◆ WORK INSTRUCTIONS ◆
Find and copy lines holding "this".

* start MATERIAL FOR THE TASK *

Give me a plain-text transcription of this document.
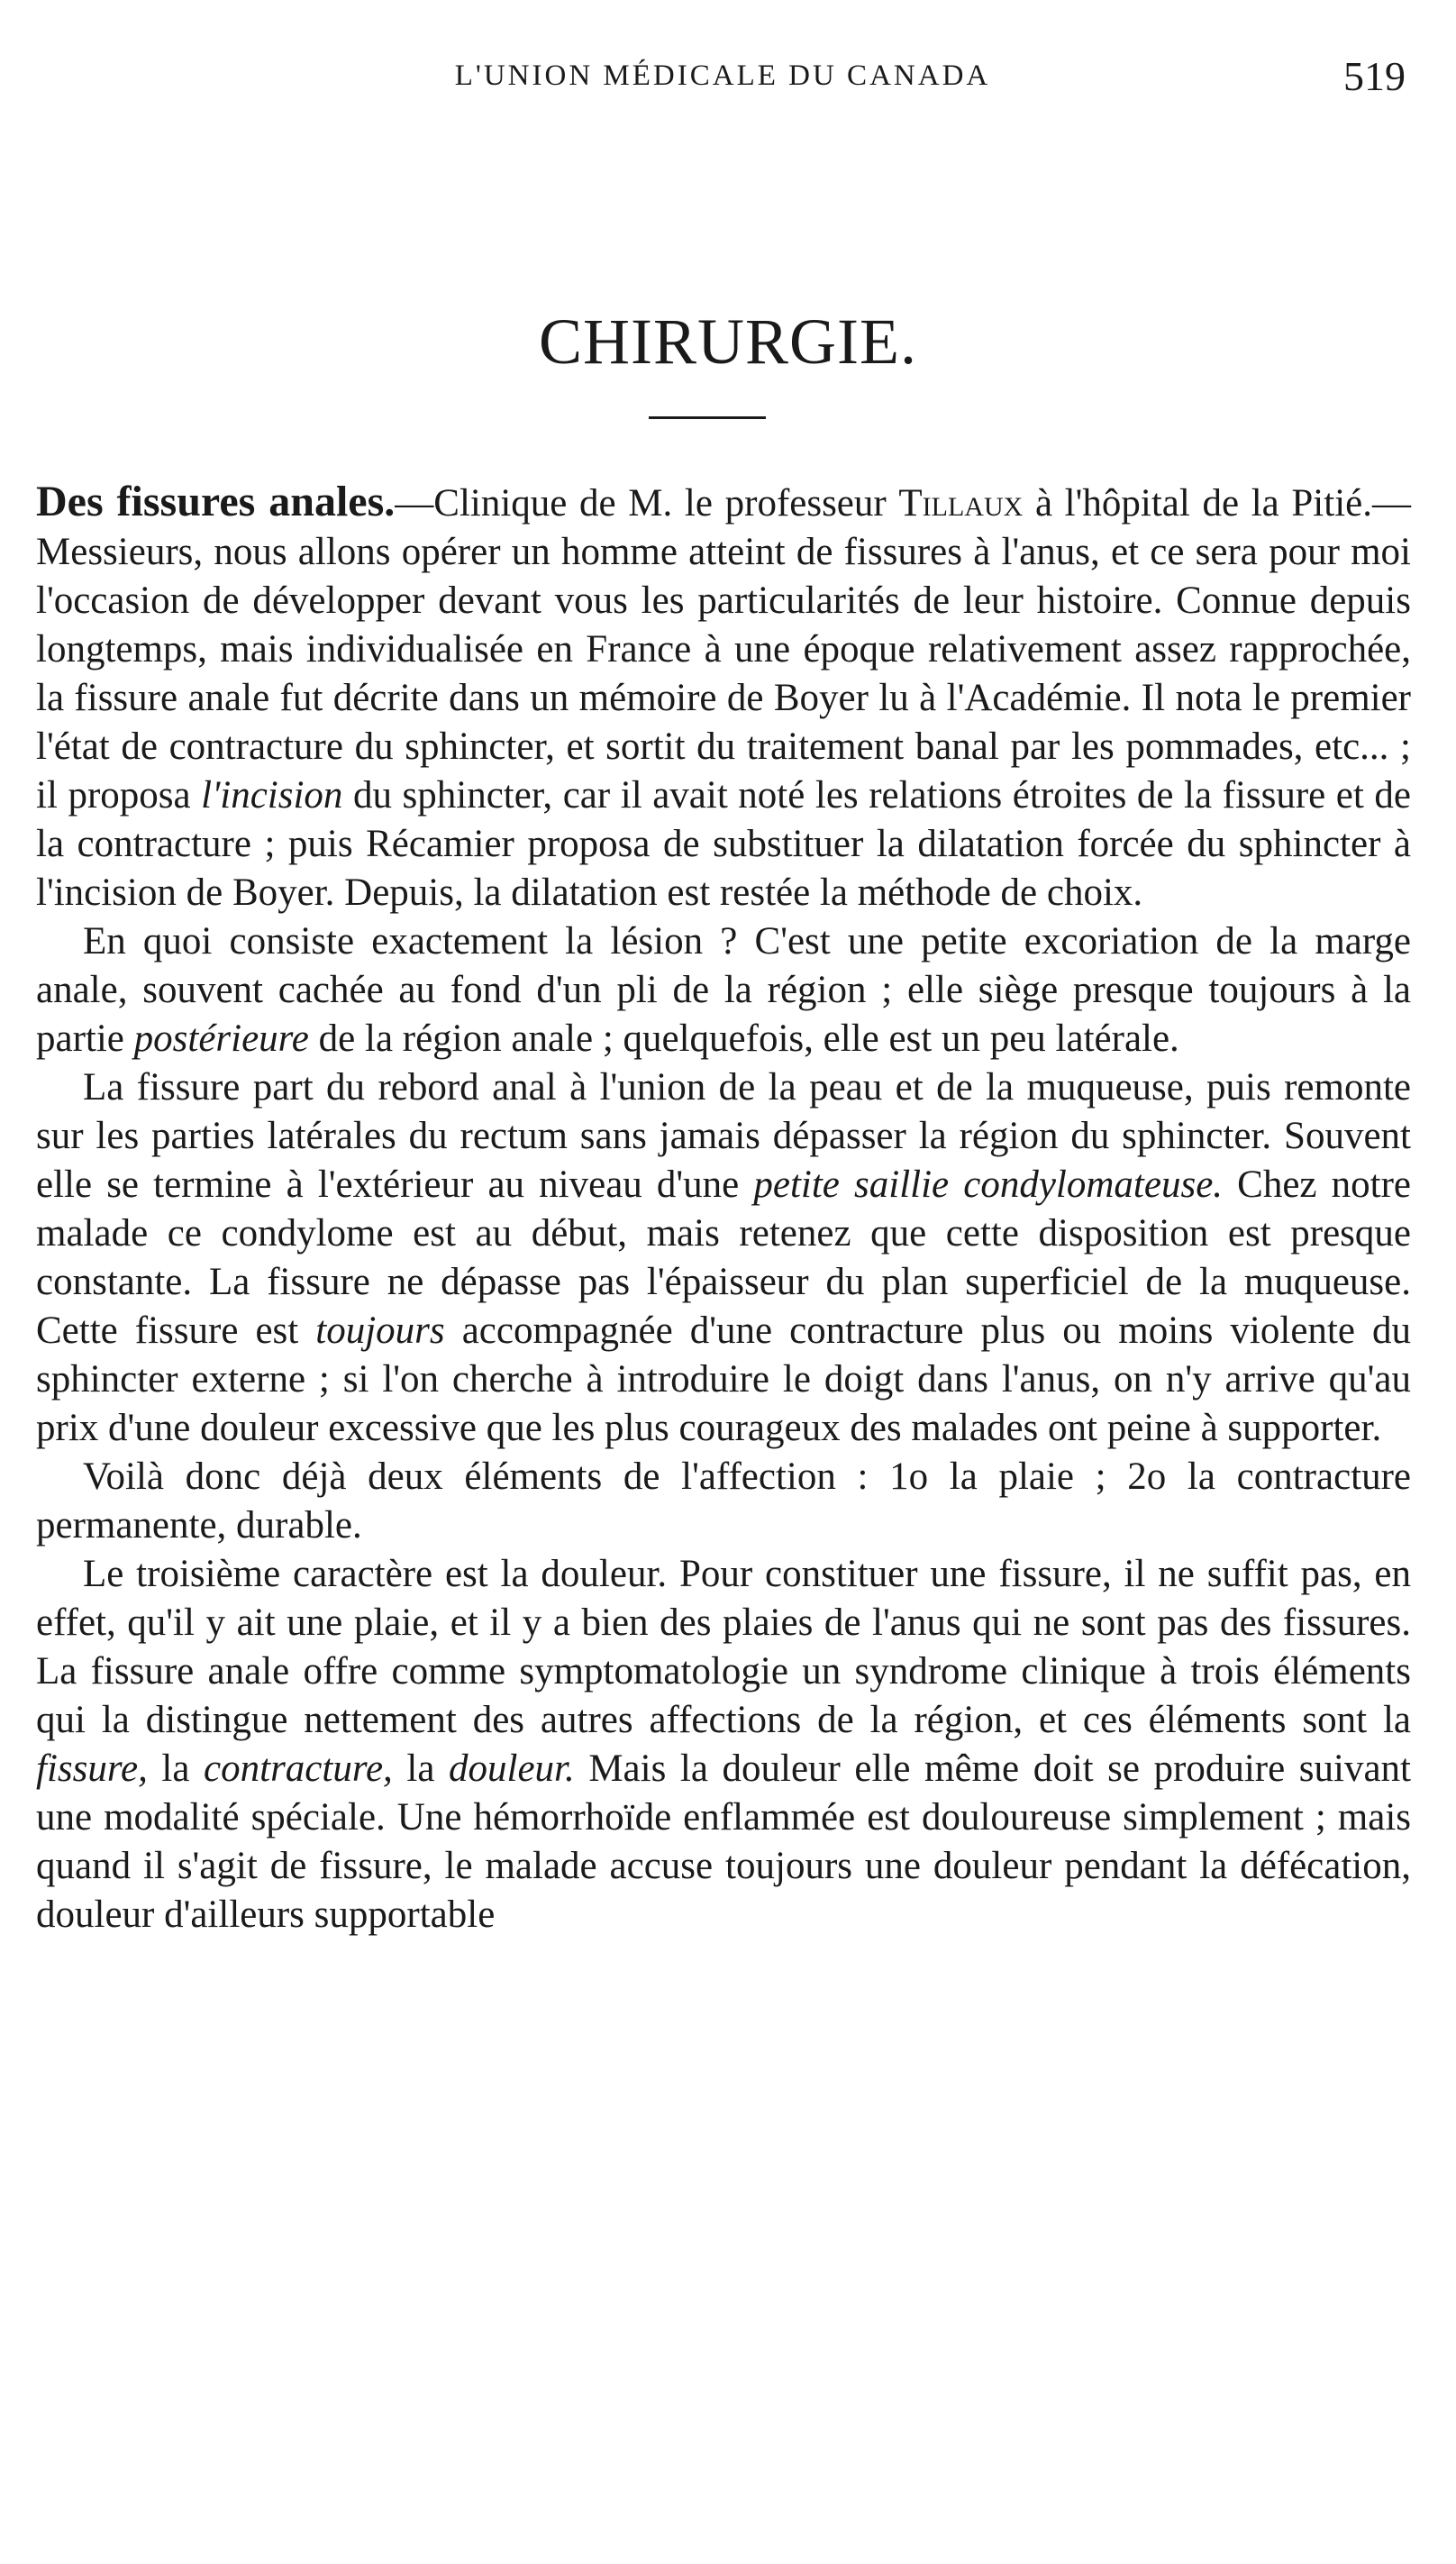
L'UNION MÉDICALE DU CANADA	519
CHIRURGIE.

Des fissures anales.—Clinique de M. le professeur Tillaux à l'hôpital de la Pitié.—Messieurs, nous allons opérer un homme atteint de fissures à l'anus, et ce sera pour moi l'occasion de développer devant vous les particularités de leur histoire. Connue depuis longtemps, mais individualisée en France à une époque relativement assez rapprochée, la fissure anale fut décrite dans un mémoire de Boyer lu à l'Académie. Il nota le premier l'état de contracture du sphincter, et sortit du traitement banal par les pommades, etc... ; il proposa l'incision du sphincter, car il avait noté les relations étroites de la fissure et de la contracture ; puis Récamier proposa de substituer la dilatation forcée du sphincter à l'incision de Boyer. Depuis, la dilatation est restée la méthode de choix.

En quoi consiste exactement la lésion ? C'est une petite excoriation de la marge anale, souvent cachée au fond d'un pli de la région ; elle siège presque toujours à la partie postérieure de la région anale ; quelquefois, elle est un peu latérale.

La fissure part du rebord anal à l'union de la peau et de la muqueuse, puis remonte sur les parties latérales du rectum sans jamais dépasser la région du sphincter. Souvent elle se termine à l'extérieur au niveau d'une petite saillie condylomateuse. Chez notre malade ce condylome est au début, mais retenez que cette disposition est presque constante. La fissure ne dépasse pas l'épaisseur du plan superficiel de la muqueuse. Cette fissure est toujours accompagnée d'une contracture plus ou moins violente du sphincter externe ; si l'on cherche à introduire le doigt dans l'anus, on n'y arrive qu'au prix d'une douleur excessive que les plus courageux des malades ont peine à supporter.

Voilà donc déjà deux éléments de l'affection : 1o la plaie ; 2o la contracture permanente, durable.

Le troisième caractère est la douleur. Pour constituer une fissure, il ne suffit pas, en effet, qu'il y ait une plaie, et il y a bien des plaies de l'anus qui ne sont pas des fissures. La fissure anale offre comme symptomatologie un syndrome clinique à trois éléments qui la distingue nettement des autres affections de la région, et ces éléments sont la fissure, la contracture, la douleur. Mais la douleur elle même doit se produire suivant une modalité spéciale. Une hémorrhoïde enflammée est douloureuse simplement ; mais quand il s'agit de fissure, le malade accuse toujours une douleur pendant la défécation, douleur d'ailleurs supportable
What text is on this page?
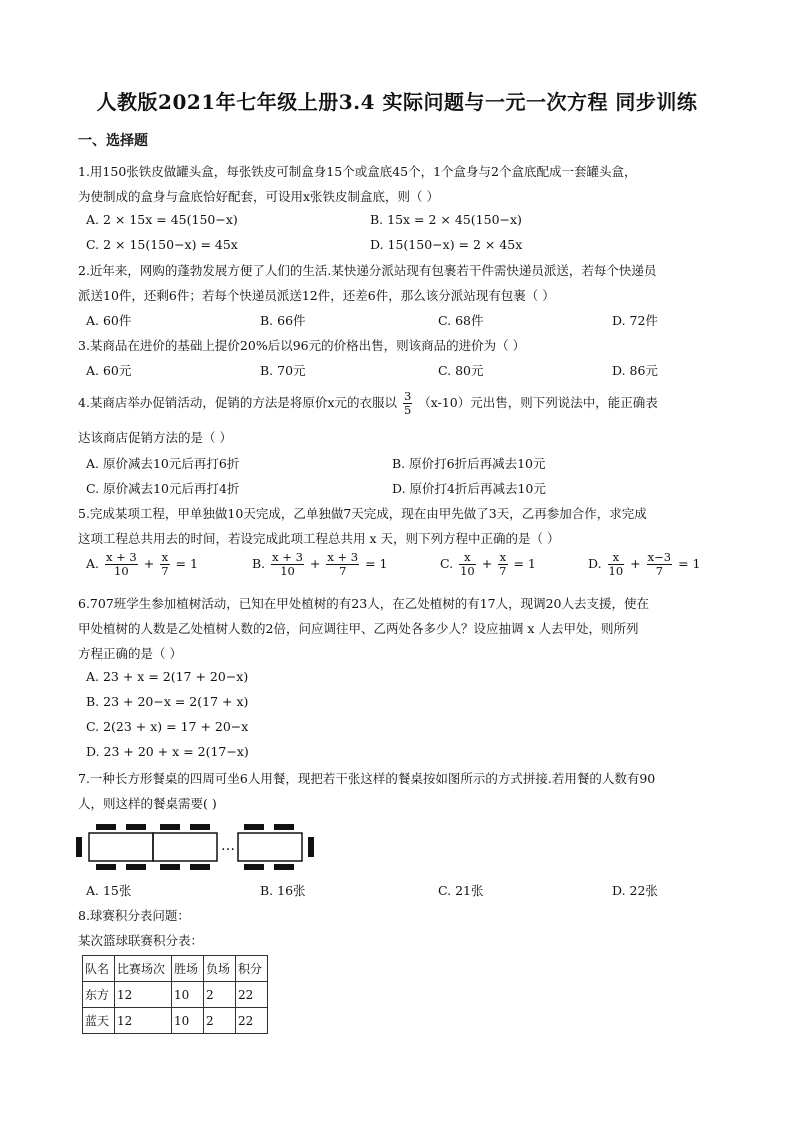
人教版2021年七年级上册3.4 实际问题与一元一次方程 同步训练
一、选择题
1.用150张铁皮做罐头盒，每张铁皮可制盒身15个或盒底45个，1个盒身与2个盒底配成一套罐头盒，
为使制成的盒身与盒底恰好配套，可设用x张铁皮制盒底，则（ ）
A. 2 × 15x = 45(150−x)	B. 15x = 2 × 45(150−x)
C. 2 × 15(150−x) = 45x	D. 15(150−x) = 2 × 45x
2.近年来，网购的蓬勃发展方便了人们的生活.某快递分派站现有包裹若干件需快递员派送，若每个快递员
派送10件，还剩6件；若每个快递员派送12件，还差6件，那么该分派站现有包裹（ ）
A. 60件	B. 66件	C. 68件	D. 72件
3.某商品在进价的基础上提价20%后以96元的价格出售，则该商品的进价为（ ）
A. 60元	B. 70元	C. 80元	D. 86元
4.某商店举办促销活动，促销的方法是将原价x元的衣服以 $\frac{3}{5} (x-10)$元出售，则下列说法中，能正确表
达该商店促销方法的是（ ）
A. 原价减去10元后再打6折	B. 原价打6折后再减去10元
C. 原价减去10元后再打4折	D. 原价打4折后再减去10元
5.完成某项工程，甲单独做10天完成，乙单独做7天完成，现在由甲先做了3天，乙再参加合作，求完成
这项工程总共用去的时间，若设完成此项工程总共用 x 天，则下列方程中正确的是（ ）
A. $\frac{x + 3}{10} + \frac{x}{7} = 1$	B. $\frac{x + 3}{10} + \frac{x + 3}{7} = 1$	C. $\frac{x}{10} + \frac{x}{7} = 1$	D. $\frac{x}{10} + \frac{x-3}{7} = 1$
6.707班学生参加植树活动，已知在甲处植树的有23人，在乙处植树的有17人，现调20人去支援，使在
甲处植树的人数是乙处植树人数的2倍，问应调往甲、乙两处各多少人？设应抽调 x 人去甲处，则所列
方程正确的是（ ）
A. 23 + x = 2(17 + 20−x)
B. 23 + 20−x = 2(17 + x)
C. 2(23 + x) = 17 + 20−x
D. 23 + 20 + x = 2(17−x)
7.一种长方形餐桌的四周可坐6人用餐，现把若干张这样的餐桌按如图所示的方式拼接.若用餐的人数有90
人，则这样的餐桌需要( )
…
A. 15张	B. 16张	C. 21张	D. 22张
8.球赛积分表问题：
某次篮球联赛积分表：
队名	比赛场次	胜场	负场	积分
东方	12	10	2	22
蓝天	12	10	2	22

* end MATERIAL FOR THE TASK *

◆ TASK OUTPUT ◆
Give me a plain-text transcription of this document.
What text is on this page?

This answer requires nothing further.